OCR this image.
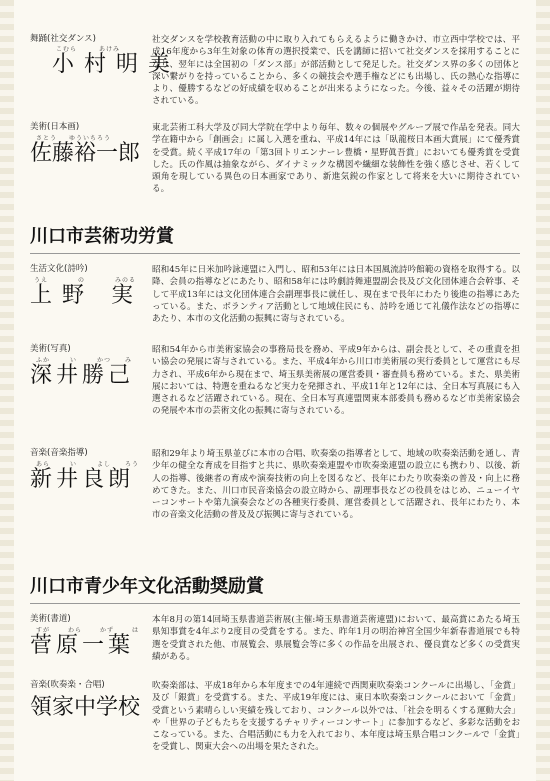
舞踊(社交ダンス)
こむら	あけみ
小村明美
社交ダンスを学校教育活動の中に取り入れてもらえるように働きかけ、市立西中学校では、平成16年度から3年生対象の体育の選択授業で、氏を講師に招いて社交ダンスを採用することになり、翌年には全国初の「ダンス部」が部活動として発足した。社交ダンス界の多くの団体と深い繋がりを持っていることから、多くの競技会や選手権などにも出場し、氏の熱心な指導により、優勝するなどの好成績を収めることが出来るようになった。今後、益々その活躍が期待されている。
美術(日本画)
さとう ゆういちろう
佐藤裕一郎
東北芸術工科大学及び同大学院在学中より毎年、数々の個展やグループ展で作品を発表。同大学在籍中から「創画会」に属し入選を重ね、平成14年には「臥龍桜日本画大賞展」にて優秀賞を受賞。続く平成17年の「第3回トリエンナーレ豊橋・星野眞吾賞」においても優秀賞を受賞した。氏の作風は抽象ながら、ダイナミックな構図や繊細な装飾性を強く感じさせ、若くして頭角を現している異色の日本画家であり、新進気鋭の作家として将来を大いに期待されている。
川口市芸術功労賞
生活文化(詩吟)
うえ	の	みのる
上野 実
昭和45年に日米加吟詠連盟に入門し、昭和53年には日本国風流詩吟館範の資格を取得する。以降、会員の指導などにあたり、昭和58年には吟劇詩舞連盟副会長及び文化団体連合会幹事、そして平成13年には文化団体連合会副理事長に就任し、現在まで長年にわたり後進の指導にあたっている。また、ボランティア活動として地域住民にも、詩吟を通じて礼儀作法などの指導にあたり、本市の文化活動の振興に寄与されている。
美術(写真)
ふか	い	かつ み
深井勝己
昭和54年から市美術家協会の事務局長を務め、平成9年からは、副会長として、その重責を担い協会の発展に寄与されている。また、平成4年から川口市美術展の実行委員として運営にも尽力され、平成6年から現在まで、埼玉県美術展の運営委員・審査員も務めている。また、県美術展においては、特選を重ねるなど実力を発揮され、平成11年と12年には、全日本写真展にも入選されるなど活躍されている。現在、全日本写真連盟関東本部委員も務めるなど市美術家協会の発展や本市の芸術文化の振興に寄与されている。
音楽(音楽指導)
あら	い	よし ろう
新井良朗
昭和29年より埼玉県並びに本市の合唱、吹奏楽の指導者として、地域の吹奏楽活動を通し、青少年の健全な育成を目指すと共に、県吹奏楽連盟や市吹奏楽連盟の設立にも携わり、以後、新人の指導、後継者の育成や演奏技術の向上を図るなど、長年にわたり吹奏楽の普及・向上に務めてきた。また、川口市民音楽協会の設立時から、副理事長などの役員をはじめ、ニューイヤーコンサートや第九演奏会などの各種実行委員、運営委員として活躍され、長年にわたり、本市の音楽文化活動の普及及び振興に寄与されている。
川口市青少年文化活動奨励賞
美術(書道)
すが	わら	かず	は
菅原一葉
本年8月の第14回埼玉県書道芸術展(主催:埼玉県書道芸術連盟)において、最高賞にあたる埼玉県知事賞を4年ぶり2度目の受賞をする。また、昨年1月の明治神宮全国少年新春書道展でも特選を受賞された他、市展覧会、県展覧会等に多くの作品を出展され、優良賞など多くの受賞実績がある。
音楽(吹奏楽・合唱)
領家中学校
吹奏楽部は、平成18年から本年度までの4年連続で西関東吹奏楽コンクールに出場し、「金賞」及び「銀賞」を受賞する。また、平成19年度には、東日本吹奏楽コンクールにおいて「金賞」受賞という素晴らしい実績を残しており、コンクール以外では、「社会を明るくする運動大会」や「世界の子どもたちを支援するチャリティーコンサート」に参加するなど、多彩な活動をおこなっている。また、合唱活動にも力を入れており、本年度は埼玉県合唱コンクールで「金賞」を受賞し、関東大会への出場を果たされた。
--- --- ---
> **Task**: Leave the pictures out and copy the rest of the data exactly.

> **Task solution**:
OCR this image.
舞踊(社交ダンス)
こむら	あけみ
小村明美
社交ダンスを学校教育活動の中に取り入れてもらえるように働きかけ、市立西中学校では、平成16年度から3年生対象の体育の選択授業で、氏を講師に招いて社交ダンスを採用することになり、翌年には全国初の「ダンス部」が部活動として発足した。社交ダンス界の多くの団体と深い繋がりを持っていることから、多くの競技会や選手権などにも出場し、氏の熱心な指導により、優勝するなどの好成績を収めることが出来るようになった。今後、益々その活躍が期待されている。
美術(日本画)
さとう ゆういちろう
佐藤裕一郎
東北芸術工科大学及び同大学院在学中より毎年、数々の個展やグループ展で作品を発表。同大学在籍中から「創画会」に属し入選を重ね、平成14年には「臥龍桜日本画大賞展」にて優秀賞を受賞。続く平成17年の「第3回トリエンナーレ豊橋・星野眞吾賞」においても優秀賞を受賞した。氏の作風は抽象ながら、ダイナミックな構図や繊細な装飾性を強く感じさせ、若くして頭角を現している異色の日本画家であり、新進気鋭の作家として将来を大いに期待されている。
川口市芸術功労賞
生活文化(詩吟)
うえ	の	みのる
上野 実
昭和45年に日米加吟詠連盟に入門し、昭和53年には日本国風流詩吟館範の資格を取得する。以降、会員の指導などにあたり、昭和58年には吟劇詩舞連盟副会長及び文化団体連合会幹事、そして平成13年には文化団体連合会副理事長に就任し、現在まで長年にわたり後進の指導にあたっている。また、ボランティア活動として地域住民にも、詩吟を通じて礼儀作法などの指導にあたり、本市の文化活動の振興に寄与されている。
美術(写真)
ふか	い	かつ み
深井勝己
昭和54年から市美術家協会の事務局長を務め、平成9年からは、副会長として、その重責を担い協会の発展に寄与されている。また、平成4年から川口市美術展の実行委員として運営にも尽力され、平成6年から現在まで、埼玉県美術展の運営委員・審査員も務めている。また、県美術展においては、特選を重ねるなど実力を発揮され、平成11年と12年には、全日本写真展にも入選されるなど活躍されている。現在、全日本写真連盟関東本部委員も務めるなど市美術家協会の発展や本市の芸術文化の振興に寄与されている。
音楽(音楽指導)
あら	い	よし ろう
新井良朗
昭和29年より埼玉県並びに本市の合唱、吹奏楽の指導者として、地域の吹奏楽活動を通し、青少年の健全な育成を目指すと共に、県吹奏楽連盟や市吹奏楽連盟の設立にも携わり、以後、新人の指導、後継者の育成や演奏技術の向上を図るなど、長年にわたり吹奏楽の普及・向上に務めてきた。また、川口市民音楽協会の設立時から、副理事長などの役員をはじめ、ニューイヤーコンサートや第九演奏会などの各種実行委員、運営委員として活躍され、長年にわたり、本市の音楽文化活動の普及及び振興に寄与されている。
川口市青少年文化活動奨励賞
美術(書道)
すが	わら	かず	は
菅原一葉
本年8月の第14回埼玉県書道芸術展(主催:埼玉県書道芸術連盟)において、最高賞にあたる埼玉県知事賞を4年ぶり2度目の受賞をする。また、昨年1月の明治神宮全国少年新春書道展でも特選を受賞された他、市展覧会、県展覧会等に多くの作品を出展され、優良賞など多くの受賞実績がある。
音楽(吹奏楽・合唱)
領家中学校
吹奏楽部は、平成18年から本年度までの4年連続で西関東吹奏楽コンクールに出場し、「金賞」及び「銀賞」を受賞する。また、平成19年度には、東日本吹奏楽コンクールにおいて「金賞」受賞という素晴らしい実績を残しており、コンクール以外では、「社会を明るくする運動大会」や「世界の子どもたちを支援するチャリティーコンサート」に参加するなど、多彩な活動をおこなっている。また、合唱活動にも力を入れており、本年度は埼玉県合唱コンクールで「金賞」を受賞し、関東大会への出場を果たされた。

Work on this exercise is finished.